RAW DATA:
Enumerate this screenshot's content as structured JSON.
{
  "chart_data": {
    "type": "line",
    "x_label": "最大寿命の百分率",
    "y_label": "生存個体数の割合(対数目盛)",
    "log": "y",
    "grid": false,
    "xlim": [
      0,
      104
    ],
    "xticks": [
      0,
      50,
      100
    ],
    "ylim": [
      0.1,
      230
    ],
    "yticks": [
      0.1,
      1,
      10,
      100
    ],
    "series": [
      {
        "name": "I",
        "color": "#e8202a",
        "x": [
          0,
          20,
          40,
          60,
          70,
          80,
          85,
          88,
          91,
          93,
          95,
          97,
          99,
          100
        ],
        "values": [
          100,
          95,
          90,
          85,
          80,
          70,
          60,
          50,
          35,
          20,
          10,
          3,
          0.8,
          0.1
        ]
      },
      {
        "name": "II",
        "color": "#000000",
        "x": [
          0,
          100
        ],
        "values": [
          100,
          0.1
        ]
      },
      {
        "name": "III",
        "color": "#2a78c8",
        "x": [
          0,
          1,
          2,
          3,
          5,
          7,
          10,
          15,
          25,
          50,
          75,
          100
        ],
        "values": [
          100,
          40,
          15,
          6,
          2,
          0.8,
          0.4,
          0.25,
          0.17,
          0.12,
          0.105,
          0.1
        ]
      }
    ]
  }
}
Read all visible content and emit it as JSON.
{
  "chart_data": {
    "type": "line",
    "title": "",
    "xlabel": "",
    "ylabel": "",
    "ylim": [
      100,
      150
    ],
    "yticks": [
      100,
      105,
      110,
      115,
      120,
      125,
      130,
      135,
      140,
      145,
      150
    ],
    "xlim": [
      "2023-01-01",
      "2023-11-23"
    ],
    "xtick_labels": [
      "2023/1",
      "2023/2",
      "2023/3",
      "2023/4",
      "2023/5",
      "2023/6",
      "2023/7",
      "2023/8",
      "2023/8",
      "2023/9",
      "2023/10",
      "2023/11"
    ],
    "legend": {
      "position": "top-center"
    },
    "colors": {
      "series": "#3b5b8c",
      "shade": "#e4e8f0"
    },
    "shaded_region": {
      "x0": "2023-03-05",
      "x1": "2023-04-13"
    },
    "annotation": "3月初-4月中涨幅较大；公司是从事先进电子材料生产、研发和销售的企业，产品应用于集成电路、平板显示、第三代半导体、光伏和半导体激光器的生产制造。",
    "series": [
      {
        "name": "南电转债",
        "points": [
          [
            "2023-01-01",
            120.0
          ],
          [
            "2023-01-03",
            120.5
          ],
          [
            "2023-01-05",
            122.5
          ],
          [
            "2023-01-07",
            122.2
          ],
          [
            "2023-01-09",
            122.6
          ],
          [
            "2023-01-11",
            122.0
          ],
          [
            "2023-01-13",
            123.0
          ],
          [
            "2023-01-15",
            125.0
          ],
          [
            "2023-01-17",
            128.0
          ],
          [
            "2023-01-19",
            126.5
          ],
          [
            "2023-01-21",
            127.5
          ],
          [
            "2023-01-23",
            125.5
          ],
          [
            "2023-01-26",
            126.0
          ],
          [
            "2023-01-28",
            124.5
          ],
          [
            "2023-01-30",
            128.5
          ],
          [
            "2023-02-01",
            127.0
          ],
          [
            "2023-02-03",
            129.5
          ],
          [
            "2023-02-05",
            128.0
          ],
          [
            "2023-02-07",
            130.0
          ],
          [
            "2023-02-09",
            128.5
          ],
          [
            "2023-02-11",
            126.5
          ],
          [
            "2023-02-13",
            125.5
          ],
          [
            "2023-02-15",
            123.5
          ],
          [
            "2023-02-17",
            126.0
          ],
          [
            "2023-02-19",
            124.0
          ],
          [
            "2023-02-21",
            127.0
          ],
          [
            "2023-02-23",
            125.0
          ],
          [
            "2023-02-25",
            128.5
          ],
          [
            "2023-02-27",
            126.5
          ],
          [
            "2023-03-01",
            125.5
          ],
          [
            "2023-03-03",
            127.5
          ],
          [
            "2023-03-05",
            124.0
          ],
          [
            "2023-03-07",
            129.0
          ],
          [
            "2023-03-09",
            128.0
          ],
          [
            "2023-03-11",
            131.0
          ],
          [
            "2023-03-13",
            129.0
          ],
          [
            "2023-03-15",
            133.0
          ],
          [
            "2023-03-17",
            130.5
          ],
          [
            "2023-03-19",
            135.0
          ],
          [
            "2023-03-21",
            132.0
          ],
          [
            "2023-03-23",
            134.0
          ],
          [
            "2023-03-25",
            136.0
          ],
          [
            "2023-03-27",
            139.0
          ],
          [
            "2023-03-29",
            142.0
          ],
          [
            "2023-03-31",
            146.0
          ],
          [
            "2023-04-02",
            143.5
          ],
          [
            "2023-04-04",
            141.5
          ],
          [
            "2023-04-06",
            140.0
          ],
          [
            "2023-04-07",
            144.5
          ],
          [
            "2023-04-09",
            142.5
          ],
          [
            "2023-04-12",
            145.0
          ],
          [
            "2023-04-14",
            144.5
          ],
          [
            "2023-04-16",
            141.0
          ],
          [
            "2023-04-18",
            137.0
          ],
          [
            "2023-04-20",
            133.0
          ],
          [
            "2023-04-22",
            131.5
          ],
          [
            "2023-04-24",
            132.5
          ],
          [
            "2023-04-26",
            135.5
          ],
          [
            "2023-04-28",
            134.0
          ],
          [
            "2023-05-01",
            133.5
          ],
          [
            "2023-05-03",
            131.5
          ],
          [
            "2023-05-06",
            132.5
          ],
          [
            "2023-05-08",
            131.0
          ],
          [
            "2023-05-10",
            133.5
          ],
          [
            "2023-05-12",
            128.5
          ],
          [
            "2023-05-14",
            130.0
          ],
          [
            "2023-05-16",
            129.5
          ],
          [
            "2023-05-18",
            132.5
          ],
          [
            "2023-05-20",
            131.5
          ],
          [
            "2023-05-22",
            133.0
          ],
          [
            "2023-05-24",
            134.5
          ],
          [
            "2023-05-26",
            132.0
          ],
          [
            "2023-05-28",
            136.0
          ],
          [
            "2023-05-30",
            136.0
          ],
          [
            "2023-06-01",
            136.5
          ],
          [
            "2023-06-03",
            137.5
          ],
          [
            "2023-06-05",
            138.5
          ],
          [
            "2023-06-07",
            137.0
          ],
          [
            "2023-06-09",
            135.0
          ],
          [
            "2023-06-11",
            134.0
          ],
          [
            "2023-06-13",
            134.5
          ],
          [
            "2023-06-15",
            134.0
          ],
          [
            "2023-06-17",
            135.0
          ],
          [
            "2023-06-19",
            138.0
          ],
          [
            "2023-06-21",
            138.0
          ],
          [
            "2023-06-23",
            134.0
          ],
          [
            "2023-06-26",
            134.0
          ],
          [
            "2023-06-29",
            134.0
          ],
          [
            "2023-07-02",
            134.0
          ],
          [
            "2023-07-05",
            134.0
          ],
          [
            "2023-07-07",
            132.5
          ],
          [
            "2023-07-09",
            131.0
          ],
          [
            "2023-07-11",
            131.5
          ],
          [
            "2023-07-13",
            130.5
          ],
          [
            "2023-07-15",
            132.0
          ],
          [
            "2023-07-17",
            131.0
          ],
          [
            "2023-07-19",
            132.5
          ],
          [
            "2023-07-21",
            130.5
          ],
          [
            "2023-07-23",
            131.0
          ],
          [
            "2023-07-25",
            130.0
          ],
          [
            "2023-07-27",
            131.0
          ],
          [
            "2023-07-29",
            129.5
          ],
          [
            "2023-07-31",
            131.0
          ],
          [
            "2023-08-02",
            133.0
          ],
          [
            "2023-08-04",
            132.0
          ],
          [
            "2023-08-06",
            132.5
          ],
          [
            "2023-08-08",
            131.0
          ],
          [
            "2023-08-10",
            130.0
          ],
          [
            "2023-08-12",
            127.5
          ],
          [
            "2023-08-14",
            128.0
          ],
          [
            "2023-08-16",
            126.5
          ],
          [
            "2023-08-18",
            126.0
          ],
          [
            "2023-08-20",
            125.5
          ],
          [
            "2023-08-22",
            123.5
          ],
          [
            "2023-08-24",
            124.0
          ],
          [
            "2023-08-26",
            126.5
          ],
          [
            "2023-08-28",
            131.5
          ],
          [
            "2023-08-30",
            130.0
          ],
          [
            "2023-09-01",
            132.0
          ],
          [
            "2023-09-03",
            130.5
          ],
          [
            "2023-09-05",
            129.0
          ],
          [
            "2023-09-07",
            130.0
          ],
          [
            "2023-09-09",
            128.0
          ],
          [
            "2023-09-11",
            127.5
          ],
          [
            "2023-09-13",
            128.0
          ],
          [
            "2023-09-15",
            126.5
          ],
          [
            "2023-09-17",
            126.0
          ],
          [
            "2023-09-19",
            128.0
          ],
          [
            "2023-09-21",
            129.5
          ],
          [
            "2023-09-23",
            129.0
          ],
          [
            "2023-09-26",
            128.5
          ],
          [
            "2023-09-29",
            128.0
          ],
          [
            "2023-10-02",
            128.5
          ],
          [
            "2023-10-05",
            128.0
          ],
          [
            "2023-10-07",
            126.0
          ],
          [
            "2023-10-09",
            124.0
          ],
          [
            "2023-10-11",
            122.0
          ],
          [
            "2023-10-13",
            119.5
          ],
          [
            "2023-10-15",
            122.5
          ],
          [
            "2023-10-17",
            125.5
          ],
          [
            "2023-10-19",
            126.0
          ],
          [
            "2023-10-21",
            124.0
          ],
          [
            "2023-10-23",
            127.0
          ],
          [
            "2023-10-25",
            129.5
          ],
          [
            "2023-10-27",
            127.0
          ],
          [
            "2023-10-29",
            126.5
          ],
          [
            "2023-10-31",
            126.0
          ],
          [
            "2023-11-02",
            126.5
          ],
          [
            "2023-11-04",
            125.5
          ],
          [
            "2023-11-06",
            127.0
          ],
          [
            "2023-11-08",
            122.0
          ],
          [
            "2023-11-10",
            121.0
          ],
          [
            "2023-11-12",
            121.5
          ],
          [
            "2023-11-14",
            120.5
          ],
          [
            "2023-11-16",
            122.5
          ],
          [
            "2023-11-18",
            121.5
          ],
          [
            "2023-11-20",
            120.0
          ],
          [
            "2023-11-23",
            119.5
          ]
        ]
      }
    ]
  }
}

WRITTEN EXERCISE: Look through the entries above and list every line containing "JSON".

EXERCISE RESPONSE:
Enumerate this screenshot's content as structured JSON.
Read all visible content and emit it as JSON.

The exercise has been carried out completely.